### Entries shown
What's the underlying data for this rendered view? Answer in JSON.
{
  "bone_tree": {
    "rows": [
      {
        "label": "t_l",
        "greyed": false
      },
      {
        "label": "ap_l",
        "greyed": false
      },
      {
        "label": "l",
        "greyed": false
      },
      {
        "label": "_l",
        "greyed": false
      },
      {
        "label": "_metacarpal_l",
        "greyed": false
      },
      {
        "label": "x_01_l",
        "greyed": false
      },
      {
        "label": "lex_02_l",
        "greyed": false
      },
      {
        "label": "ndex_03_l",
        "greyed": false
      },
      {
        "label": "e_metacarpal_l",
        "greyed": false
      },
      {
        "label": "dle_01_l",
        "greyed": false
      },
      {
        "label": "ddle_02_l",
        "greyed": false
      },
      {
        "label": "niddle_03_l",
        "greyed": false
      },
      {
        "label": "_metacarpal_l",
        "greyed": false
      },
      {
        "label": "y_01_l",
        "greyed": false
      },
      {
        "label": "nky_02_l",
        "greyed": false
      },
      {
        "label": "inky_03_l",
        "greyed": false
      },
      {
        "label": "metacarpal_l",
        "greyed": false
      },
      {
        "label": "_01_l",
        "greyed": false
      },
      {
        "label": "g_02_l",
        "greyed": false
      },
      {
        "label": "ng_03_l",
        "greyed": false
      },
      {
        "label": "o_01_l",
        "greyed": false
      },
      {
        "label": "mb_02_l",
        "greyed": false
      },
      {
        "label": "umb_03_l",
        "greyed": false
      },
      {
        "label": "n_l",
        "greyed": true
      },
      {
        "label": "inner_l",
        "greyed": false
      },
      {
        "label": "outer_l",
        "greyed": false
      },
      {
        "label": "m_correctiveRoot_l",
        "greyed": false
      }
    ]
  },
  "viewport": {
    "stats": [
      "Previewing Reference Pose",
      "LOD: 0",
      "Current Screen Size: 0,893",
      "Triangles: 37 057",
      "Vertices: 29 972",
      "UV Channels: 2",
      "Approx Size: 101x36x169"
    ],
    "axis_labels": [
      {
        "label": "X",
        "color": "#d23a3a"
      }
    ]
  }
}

### Your task
Search the data above for the word "Size", then gather each line in which it appears.

### Final answer
      "Current Screen Size: 0,893",
      "Approx Size: 101x36x169"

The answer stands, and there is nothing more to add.